===== DATA

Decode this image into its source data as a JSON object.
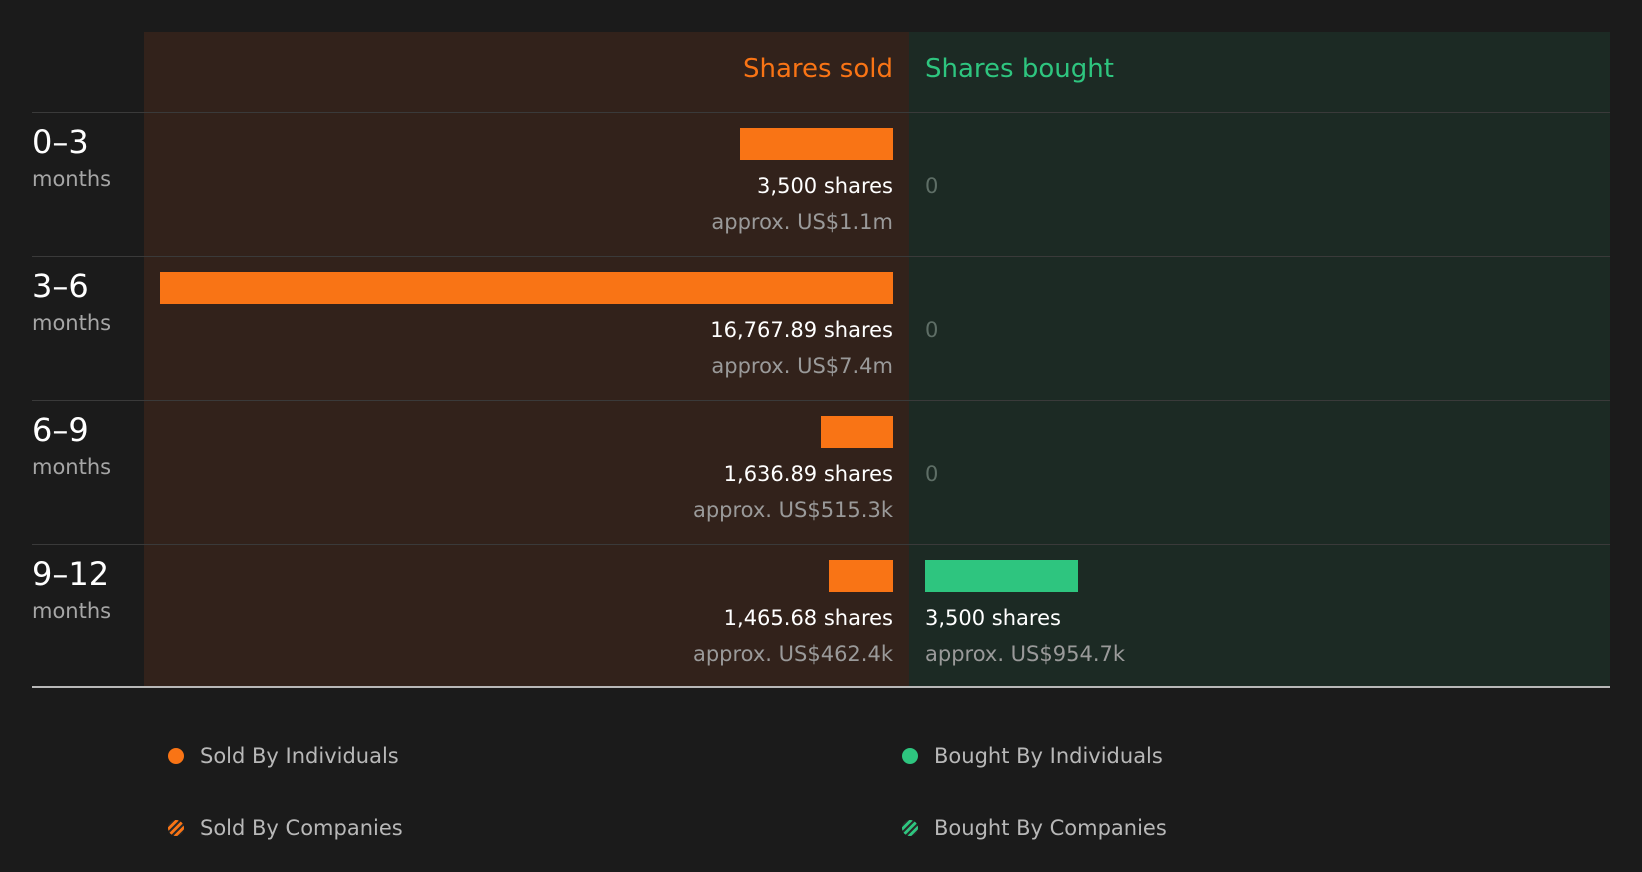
{
  "chart_data": {
    "type": "bar",
    "headers": {
      "sold": "Shares sold",
      "bought": "Shares bought"
    },
    "unit_label": "months",
    "categories": [
      "0–3",
      "3–6",
      "6–9",
      "9–12"
    ],
    "series": [
      {
        "name": "Shares sold",
        "values": [
          3500,
          16767.89,
          1636.89,
          1465.68
        ]
      },
      {
        "name": "Shares bought",
        "values": [
          0,
          0,
          0,
          3500
        ]
      }
    ],
    "rows": [
      {
        "range": "0–3",
        "unit": "months",
        "sold_shares": "3,500 shares",
        "sold_value": "approx. US$1.1m",
        "bought_shares": "0",
        "bought_value": ""
      },
      {
        "range": "3–6",
        "unit": "months",
        "sold_shares": "16,767.89 shares",
        "sold_value": "approx. US$7.4m",
        "bought_shares": "0",
        "bought_value": ""
      },
      {
        "range": "6–9",
        "unit": "months",
        "sold_shares": "1,636.89 shares",
        "sold_value": "approx. US$515.3k",
        "bought_shares": "0",
        "bought_value": ""
      },
      {
        "range": "9–12",
        "unit": "months",
        "sold_shares": "1,465.68 shares",
        "sold_value": "approx. US$462.4k",
        "bought_shares": "3,500 shares",
        "bought_value": "approx. US$954.7k"
      }
    ],
    "legend": [
      {
        "label": "Sold By Individuals",
        "style": "solid-orange"
      },
      {
        "label": "Bought By Individuals",
        "style": "solid-green"
      },
      {
        "label": "Sold By Companies",
        "style": "hatched-orange"
      },
      {
        "label": "Bought By Companies",
        "style": "hatched-green"
      }
    ],
    "colors": {
      "sold": "#f97415",
      "bought": "#2ec57f",
      "sold_bg": "#32221b",
      "bought_bg": "#1c2a24",
      "background": "#1b1b1b"
    }
  }
}
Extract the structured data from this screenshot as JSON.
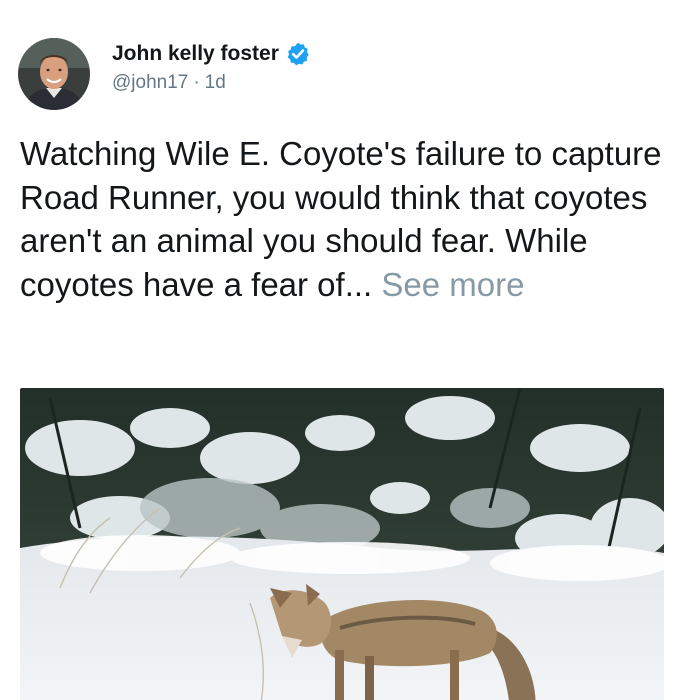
{
  "tweet": {
    "author": {
      "display_name": "John kelly foster",
      "handle": "@john17",
      "separator": "·",
      "timestamp": "1d",
      "verified": true,
      "avatar_icon": "profile-photo",
      "verified_icon": "verified-badge-icon"
    },
    "body": {
      "text": "Watching Wile E. Coyote's failure to capture Road Runner, you would think that coyotes aren't an animal you should fear. While coyotes have a fear of...",
      "see_more": "See more"
    },
    "media": {
      "type": "photo",
      "subject": "coyote-in-snow-photo"
    },
    "colors": {
      "name": "#14171a",
      "secondary": "#657786",
      "see_more": "#8899a6",
      "verified": "#1da1f2"
    }
  }
}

==========

◆ PROBLEM DESCRIPTION
The data above should be repeated exactly, minus any pictures.

◆ ANSWER
Decode this image into its source data as a JSON object.
{
  "chart_data": {
    "type": "bar",
    "headers": {
      "sold": "Shares sold",
      "bought": "Shares bought"
    },
    "unit_label": "months",
    "categories": [
      "0–3",
      "3–6",
      "6–9",
      "9–12"
    ],
    "series": [
      {
        "name": "Shares sold",
        "values": [
          3500,
          16767.89,
          1636.89,
          1465.68
        ]
      },
      {
        "name": "Shares bought",
        "values": [
          0,
          0,
          0,
          3500
        ]
      }
    ],
    "rows": [
      {
        "range": "0–3",
        "unit": "months",
        "sold_shares": "3,500 shares",
        "sold_value": "approx. US$1.1m",
        "bought_shares": "0",
        "bought_value": ""
      },
      {
        "range": "3–6",
        "unit": "months",
        "sold_shares": "16,767.89 shares",
        "sold_value": "approx. US$7.4m",
        "bought_shares": "0",
        "bought_value": ""
      },
      {
        "range": "6–9",
        "unit": "months",
        "sold_shares": "1,636.89 shares",
        "sold_value": "approx. US$515.3k",
        "bought_shares": "0",
        "bought_value": ""
      },
      {
        "range": "9–12",
        "unit": "months",
        "sold_shares": "1,465.68 shares",
        "sold_value": "approx. US$462.4k",
        "bought_shares": "3,500 shares",
        "bought_value": "approx. US$954.7k"
      }
    ],
    "legend": [
      {
        "label": "Sold By Individuals",
        "style": "solid-orange"
      },
      {
        "label": "Bought By Individuals",
        "style": "solid-green"
      },
      {
        "label": "Sold By Companies",
        "style": "hatched-orange"
      },
      {
        "label": "Bought By Companies",
        "style": "hatched-green"
      }
    ],
    "colors": {
      "sold": "#f97415",
      "bought": "#2ec57f",
      "sold_bg": "#32221b",
      "bought_bg": "#1c2a24",
      "background": "#1b1b1b"
    }
  }
}
Extract the structured data from this screenshot as JSON.
{
  "tweet": {
    "author": {
      "display_name": "John kelly foster",
      "handle": "@john17",
      "separator": "·",
      "timestamp": "1d",
      "verified": true,
      "avatar_icon": "profile-photo",
      "verified_icon": "verified-badge-icon"
    },
    "body": {
      "text": "Watching Wile E. Coyote's failure to capture Road Runner, you would think that coyotes aren't an animal you should fear. While coyotes have a fear of...",
      "see_more": "See more"
    },
    "media": {
      "type": "photo",
      "subject": "coyote-in-snow-photo"
    },
    "colors": {
      "name": "#14171a",
      "secondary": "#657786",
      "see_more": "#8899a6",
      "verified": "#1da1f2"
    }
  }
}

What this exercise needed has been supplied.